Begin Dataset excerpts
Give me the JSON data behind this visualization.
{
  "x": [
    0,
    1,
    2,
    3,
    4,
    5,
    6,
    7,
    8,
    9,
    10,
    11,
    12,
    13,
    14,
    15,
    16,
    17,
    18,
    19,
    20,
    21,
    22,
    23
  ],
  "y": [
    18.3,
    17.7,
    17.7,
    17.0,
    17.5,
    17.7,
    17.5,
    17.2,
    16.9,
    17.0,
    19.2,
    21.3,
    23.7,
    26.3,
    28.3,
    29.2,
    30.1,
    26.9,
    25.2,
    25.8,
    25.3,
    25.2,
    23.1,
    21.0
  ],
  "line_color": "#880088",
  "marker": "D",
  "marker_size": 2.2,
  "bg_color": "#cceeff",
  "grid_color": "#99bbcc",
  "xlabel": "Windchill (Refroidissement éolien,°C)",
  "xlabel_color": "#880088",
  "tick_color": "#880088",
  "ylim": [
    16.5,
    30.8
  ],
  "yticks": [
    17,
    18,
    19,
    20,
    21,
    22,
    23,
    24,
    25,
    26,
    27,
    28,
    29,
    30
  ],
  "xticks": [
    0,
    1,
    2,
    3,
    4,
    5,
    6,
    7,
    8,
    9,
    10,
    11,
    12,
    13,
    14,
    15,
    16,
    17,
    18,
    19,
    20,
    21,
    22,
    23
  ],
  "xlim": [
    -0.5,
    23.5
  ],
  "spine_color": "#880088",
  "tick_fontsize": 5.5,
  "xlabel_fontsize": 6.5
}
End Dataset excerpts
__Work to be completed__:
Write the whole listing out again. Keep every line exactly as it is.

__Answer to the exercise__:
Give me the JSON data behind this visualization.
{
  "x": [
    0,
    1,
    2,
    3,
    4,
    5,
    6,
    7,
    8,
    9,
    10,
    11,
    12,
    13,
    14,
    15,
    16,
    17,
    18,
    19,
    20,
    21,
    22,
    23
  ],
  "y": [
    18.3,
    17.7,
    17.7,
    17.0,
    17.5,
    17.7,
    17.5,
    17.2,
    16.9,
    17.0,
    19.2,
    21.3,
    23.7,
    26.3,
    28.3,
    29.2,
    30.1,
    26.9,
    25.2,
    25.8,
    25.3,
    25.2,
    23.1,
    21.0
  ],
  "line_color": "#880088",
  "marker": "D",
  "marker_size": 2.2,
  "bg_color": "#cceeff",
  "grid_color": "#99bbcc",
  "xlabel": "Windchill (Refroidissement éolien,°C)",
  "xlabel_color": "#880088",
  "tick_color": "#880088",
  "ylim": [
    16.5,
    30.8
  ],
  "yticks": [
    17,
    18,
    19,
    20,
    21,
    22,
    23,
    24,
    25,
    26,
    27,
    28,
    29,
    30
  ],
  "xticks": [
    0,
    1,
    2,
    3,
    4,
    5,
    6,
    7,
    8,
    9,
    10,
    11,
    12,
    13,
    14,
    15,
    16,
    17,
    18,
    19,
    20,
    21,
    22,
    23
  ],
  "xlim": [
    -0.5,
    23.5
  ],
  "spine_color": "#880088",
  "tick_fontsize": 5.5,
  "xlabel_fontsize": 6.5
}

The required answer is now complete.